▶ [What is needed] Filter the data for lines with the word "ylabel", then copy every line so identified.
---
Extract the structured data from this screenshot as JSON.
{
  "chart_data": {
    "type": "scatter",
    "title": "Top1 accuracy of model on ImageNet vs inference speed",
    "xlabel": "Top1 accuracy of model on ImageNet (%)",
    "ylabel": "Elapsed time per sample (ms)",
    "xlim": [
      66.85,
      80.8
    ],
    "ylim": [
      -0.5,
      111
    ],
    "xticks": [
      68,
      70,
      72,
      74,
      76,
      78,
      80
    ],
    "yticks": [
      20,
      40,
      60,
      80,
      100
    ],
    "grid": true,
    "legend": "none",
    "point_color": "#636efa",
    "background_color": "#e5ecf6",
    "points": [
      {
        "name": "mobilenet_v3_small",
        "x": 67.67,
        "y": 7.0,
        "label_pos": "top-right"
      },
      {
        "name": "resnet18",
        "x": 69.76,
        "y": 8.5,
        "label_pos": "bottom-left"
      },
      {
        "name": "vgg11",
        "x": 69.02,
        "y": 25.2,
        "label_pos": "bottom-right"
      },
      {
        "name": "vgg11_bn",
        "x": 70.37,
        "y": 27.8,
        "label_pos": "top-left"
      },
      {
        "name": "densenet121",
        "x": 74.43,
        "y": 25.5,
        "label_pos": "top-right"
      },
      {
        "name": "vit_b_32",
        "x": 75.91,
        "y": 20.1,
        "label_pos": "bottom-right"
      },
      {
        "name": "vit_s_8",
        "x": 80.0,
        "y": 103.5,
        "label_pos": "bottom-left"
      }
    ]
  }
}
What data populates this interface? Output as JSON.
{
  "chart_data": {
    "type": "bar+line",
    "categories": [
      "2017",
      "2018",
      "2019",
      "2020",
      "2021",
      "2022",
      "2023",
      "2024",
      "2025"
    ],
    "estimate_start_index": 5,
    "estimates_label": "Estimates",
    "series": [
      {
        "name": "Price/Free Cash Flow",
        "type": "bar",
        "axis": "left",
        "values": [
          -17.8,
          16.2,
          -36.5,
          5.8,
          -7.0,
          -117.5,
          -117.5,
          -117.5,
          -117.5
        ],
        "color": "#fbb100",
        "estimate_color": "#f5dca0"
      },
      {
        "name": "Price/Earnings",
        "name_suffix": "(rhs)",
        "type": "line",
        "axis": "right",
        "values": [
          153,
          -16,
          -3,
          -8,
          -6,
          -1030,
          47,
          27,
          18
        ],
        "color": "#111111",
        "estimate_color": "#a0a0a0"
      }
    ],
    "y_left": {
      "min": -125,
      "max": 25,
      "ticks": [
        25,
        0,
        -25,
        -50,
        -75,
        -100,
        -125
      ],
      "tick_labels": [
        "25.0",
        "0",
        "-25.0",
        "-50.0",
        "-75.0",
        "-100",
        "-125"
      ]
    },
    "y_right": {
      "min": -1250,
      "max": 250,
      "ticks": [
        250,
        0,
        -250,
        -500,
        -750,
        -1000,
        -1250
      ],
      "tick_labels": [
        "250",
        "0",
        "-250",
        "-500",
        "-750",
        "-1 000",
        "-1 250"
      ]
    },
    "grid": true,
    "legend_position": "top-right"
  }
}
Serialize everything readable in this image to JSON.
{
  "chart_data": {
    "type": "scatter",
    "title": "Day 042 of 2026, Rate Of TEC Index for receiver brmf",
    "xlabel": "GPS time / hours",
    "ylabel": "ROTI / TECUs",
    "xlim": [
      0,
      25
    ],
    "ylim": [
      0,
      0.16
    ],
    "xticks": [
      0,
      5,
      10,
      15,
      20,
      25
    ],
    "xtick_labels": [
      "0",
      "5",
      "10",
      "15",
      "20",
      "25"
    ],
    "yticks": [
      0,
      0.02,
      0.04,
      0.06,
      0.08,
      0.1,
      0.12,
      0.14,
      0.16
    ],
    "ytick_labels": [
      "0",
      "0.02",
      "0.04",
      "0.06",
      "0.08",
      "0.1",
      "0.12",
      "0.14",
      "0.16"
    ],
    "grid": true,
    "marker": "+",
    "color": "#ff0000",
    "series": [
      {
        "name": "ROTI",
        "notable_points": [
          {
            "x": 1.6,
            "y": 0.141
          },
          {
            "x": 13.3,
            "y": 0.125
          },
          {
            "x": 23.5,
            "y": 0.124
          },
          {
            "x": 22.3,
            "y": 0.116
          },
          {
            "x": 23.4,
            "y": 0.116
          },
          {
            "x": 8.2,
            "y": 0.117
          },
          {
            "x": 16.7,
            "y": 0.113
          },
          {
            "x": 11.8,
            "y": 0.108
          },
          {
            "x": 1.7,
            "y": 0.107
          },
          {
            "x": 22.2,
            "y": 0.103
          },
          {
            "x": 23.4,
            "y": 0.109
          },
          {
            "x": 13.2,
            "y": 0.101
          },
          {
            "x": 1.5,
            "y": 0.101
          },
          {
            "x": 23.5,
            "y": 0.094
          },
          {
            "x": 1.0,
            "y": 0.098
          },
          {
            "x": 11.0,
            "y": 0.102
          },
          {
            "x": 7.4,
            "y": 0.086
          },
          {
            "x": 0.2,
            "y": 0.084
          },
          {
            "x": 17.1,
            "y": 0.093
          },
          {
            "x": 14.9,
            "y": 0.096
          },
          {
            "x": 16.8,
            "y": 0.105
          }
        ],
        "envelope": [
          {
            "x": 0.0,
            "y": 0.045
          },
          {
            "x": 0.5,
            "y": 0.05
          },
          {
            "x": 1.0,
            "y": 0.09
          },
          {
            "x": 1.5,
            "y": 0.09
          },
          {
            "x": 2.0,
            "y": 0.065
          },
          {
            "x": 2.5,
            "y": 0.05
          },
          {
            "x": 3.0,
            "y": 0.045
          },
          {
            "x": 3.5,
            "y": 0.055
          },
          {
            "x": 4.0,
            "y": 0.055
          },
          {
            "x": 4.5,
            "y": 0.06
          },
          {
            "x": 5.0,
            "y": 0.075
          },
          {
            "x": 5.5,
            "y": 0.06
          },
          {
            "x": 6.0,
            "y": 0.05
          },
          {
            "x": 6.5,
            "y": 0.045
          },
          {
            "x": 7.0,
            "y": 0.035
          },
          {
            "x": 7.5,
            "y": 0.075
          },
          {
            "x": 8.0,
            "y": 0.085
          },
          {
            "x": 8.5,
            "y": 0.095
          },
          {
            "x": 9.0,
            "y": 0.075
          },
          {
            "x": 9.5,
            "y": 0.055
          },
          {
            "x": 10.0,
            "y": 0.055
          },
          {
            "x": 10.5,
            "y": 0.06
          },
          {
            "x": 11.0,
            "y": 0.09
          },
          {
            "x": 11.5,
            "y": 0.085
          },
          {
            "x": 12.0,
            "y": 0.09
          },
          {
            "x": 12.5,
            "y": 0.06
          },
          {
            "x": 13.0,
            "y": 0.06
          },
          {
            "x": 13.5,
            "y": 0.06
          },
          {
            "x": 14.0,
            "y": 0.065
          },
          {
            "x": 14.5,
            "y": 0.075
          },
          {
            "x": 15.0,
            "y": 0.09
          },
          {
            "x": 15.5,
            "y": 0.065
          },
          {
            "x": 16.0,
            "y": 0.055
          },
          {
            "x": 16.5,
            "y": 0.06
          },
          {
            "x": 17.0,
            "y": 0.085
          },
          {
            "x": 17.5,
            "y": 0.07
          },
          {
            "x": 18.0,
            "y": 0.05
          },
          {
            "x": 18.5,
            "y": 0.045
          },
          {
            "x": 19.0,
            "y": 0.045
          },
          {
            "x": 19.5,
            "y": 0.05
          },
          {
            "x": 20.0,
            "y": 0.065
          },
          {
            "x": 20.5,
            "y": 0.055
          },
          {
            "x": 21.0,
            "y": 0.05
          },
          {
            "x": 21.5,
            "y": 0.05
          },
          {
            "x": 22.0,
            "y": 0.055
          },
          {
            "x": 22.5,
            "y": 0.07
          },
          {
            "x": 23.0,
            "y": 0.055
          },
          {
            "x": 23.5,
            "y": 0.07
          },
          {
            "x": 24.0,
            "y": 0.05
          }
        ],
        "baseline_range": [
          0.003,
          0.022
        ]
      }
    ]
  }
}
---
▶ [Solved exercise]
    "ylabel": "Elapsed time per sample (ms)",
    "ylabel": "ROTI / TECUs",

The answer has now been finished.